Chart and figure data

╭──

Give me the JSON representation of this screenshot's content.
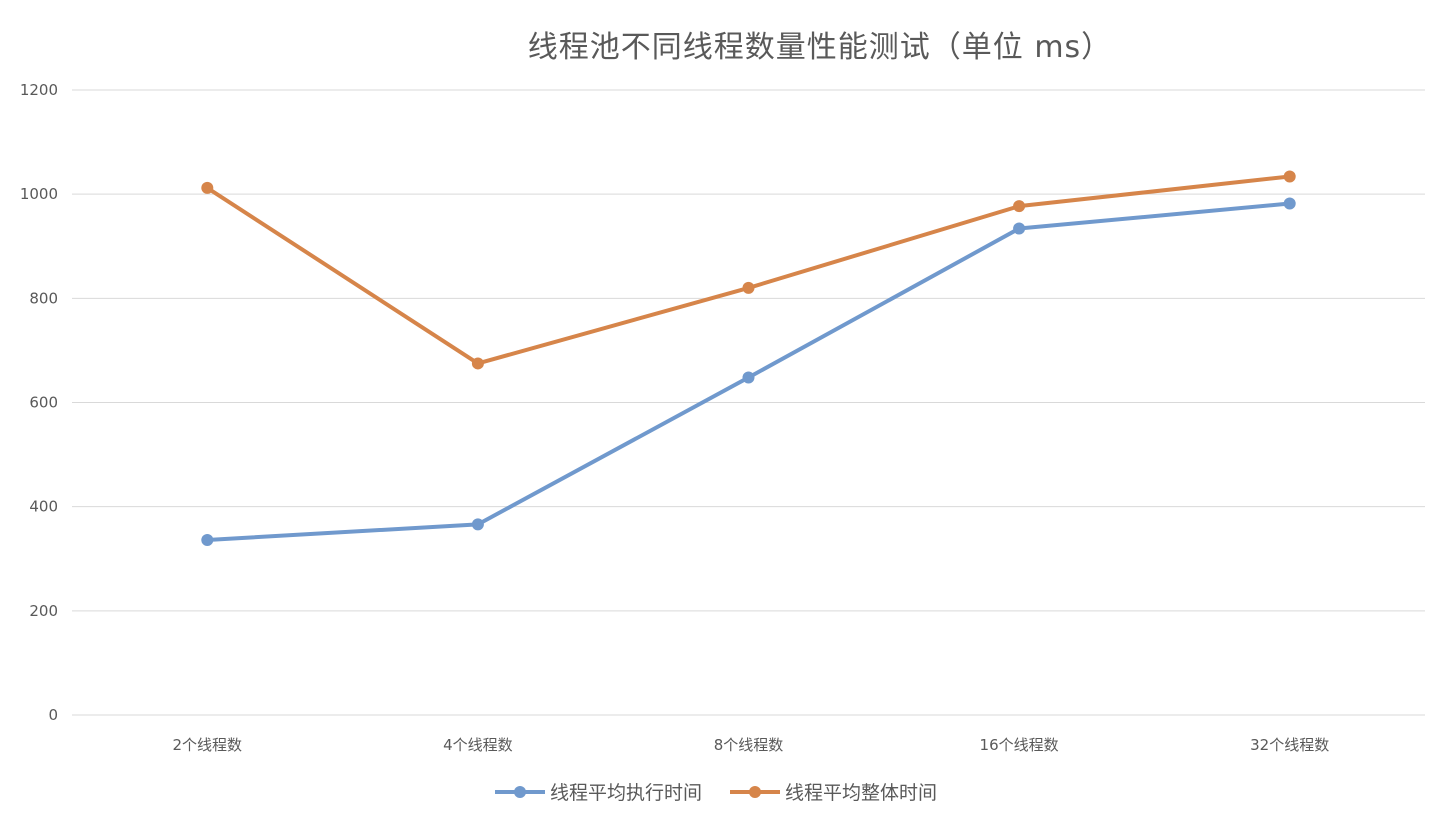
{
  "chart_data": {
    "type": "line",
    "title": "线程池不同线程数量性能测试（单位 ms）",
    "categories": [
      "2个线程数",
      "4个线程数",
      "8个线程数",
      "16个线程数",
      "32个线程数"
    ],
    "series": [
      {
        "name": "线程平均执行时间",
        "values": [
          336,
          366,
          648,
          934,
          982
        ],
        "color": "#7099cd"
      },
      {
        "name": "线程平均整体时间",
        "values": [
          1012,
          675,
          820,
          977,
          1034
        ],
        "color": "#d6854a"
      }
    ],
    "y_ticks": [
      "0",
      "200",
      "400",
      "600",
      "800",
      "1000",
      "1200"
    ],
    "ylim": [
      0,
      1200
    ],
    "grid": true,
    "legend_position": "bottom"
  }
}
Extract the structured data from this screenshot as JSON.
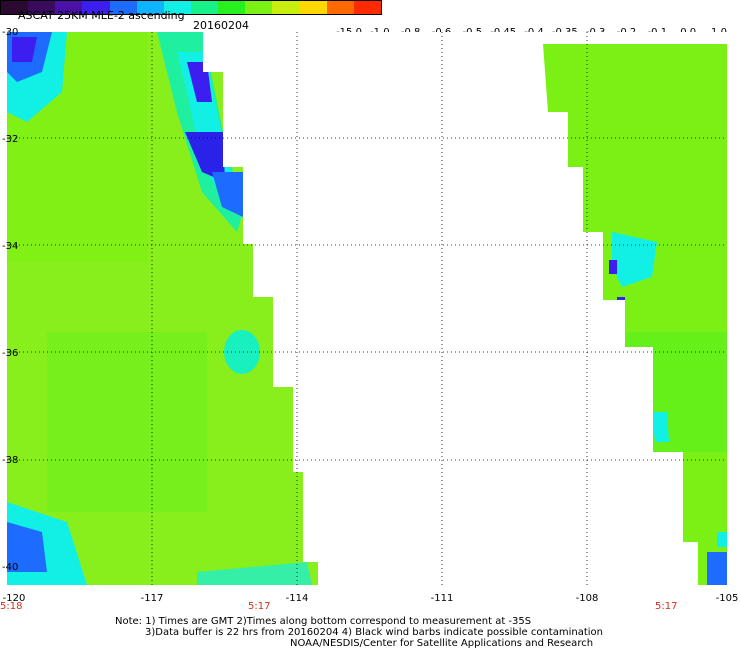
{
  "title": "ASCAT 25KM MLE-2 ascending",
  "date": "20160204",
  "colorbar": {
    "labels": [
      "-15.0",
      "-1.0",
      "-0.8",
      "-0.6",
      "-0.5",
      "-0.45",
      "-0.4",
      "-0.35",
      "-0.3",
      "-0.2",
      "-0.1",
      "0.0",
      "1.0"
    ],
    "colors": [
      "#2a0a2e",
      "#3a0a5c",
      "#4b10a8",
      "#3d1ef0",
      "#1e6cff",
      "#0fb4ff",
      "#12f0e6",
      "#18f08a",
      "#28f01e",
      "#7af014",
      "#c8ee10",
      "#ffd800",
      "#ff6a00",
      "#ff2a00"
    ]
  },
  "axes": {
    "y_labels": [
      "-30",
      "-32",
      "-34",
      "-36",
      "-38",
      "-40"
    ],
    "x_labels": [
      "-120",
      "-117",
      "-114",
      "-111",
      "-108",
      "-105"
    ]
  },
  "times": [
    "5:18",
    "5:17",
    "5:17"
  ],
  "notes": [
    "Note: 1) Times are GMT 2)Times along bottom correspond to measurement at -35S",
    "3)Data buffer is 22 hrs from 20160204 4) Black wind barbs indicate possible contamination",
    "NOAA/NESDIS/Center for Satellite Applications and Research"
  ]
}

╰──

Written task
Every line should be retyped exactly, with the pictures omitted.

Full output
Give me the JSON representation of this screenshot's content.
{
  "chart_data": {
    "type": "line",
    "title": "线程池不同线程数量性能测试（单位 ms）",
    "categories": [
      "2个线程数",
      "4个线程数",
      "8个线程数",
      "16个线程数",
      "32个线程数"
    ],
    "series": [
      {
        "name": "线程平均执行时间",
        "values": [
          336,
          366,
          648,
          934,
          982
        ],
        "color": "#7099cd"
      },
      {
        "name": "线程平均整体时间",
        "values": [
          1012,
          675,
          820,
          977,
          1034
        ],
        "color": "#d6854a"
      }
    ],
    "y_ticks": [
      "0",
      "200",
      "400",
      "600",
      "800",
      "1000",
      "1200"
    ],
    "ylim": [
      0,
      1200
    ],
    "grid": true,
    "legend_position": "bottom"
  }
}
Extract the structured data from this screenshot as JSON.
{
  "title": "ASCAT 25KM MLE-2 ascending",
  "date": "20160204",
  "colorbar": {
    "labels": [
      "-15.0",
      "-1.0",
      "-0.8",
      "-0.6",
      "-0.5",
      "-0.45",
      "-0.4",
      "-0.35",
      "-0.3",
      "-0.2",
      "-0.1",
      "0.0",
      "1.0"
    ],
    "colors": [
      "#2a0a2e",
      "#3a0a5c",
      "#4b10a8",
      "#3d1ef0",
      "#1e6cff",
      "#0fb4ff",
      "#12f0e6",
      "#18f08a",
      "#28f01e",
      "#7af014",
      "#c8ee10",
      "#ffd800",
      "#ff6a00",
      "#ff2a00"
    ]
  },
  "axes": {
    "y_labels": [
      "-30",
      "-32",
      "-34",
      "-36",
      "-38",
      "-40"
    ],
    "x_labels": [
      "-120",
      "-117",
      "-114",
      "-111",
      "-108",
      "-105"
    ]
  },
  "times": [
    "5:18",
    "5:17",
    "5:17"
  ],
  "notes": [
    "Note: 1) Times are GMT 2)Times along bottom correspond to measurement at -35S",
    "3)Data buffer is 22 hrs from 20160204 4) Black wind barbs indicate possible contamination",
    "NOAA/NESDIS/Center for Satellite Applications and Research"
  ]
}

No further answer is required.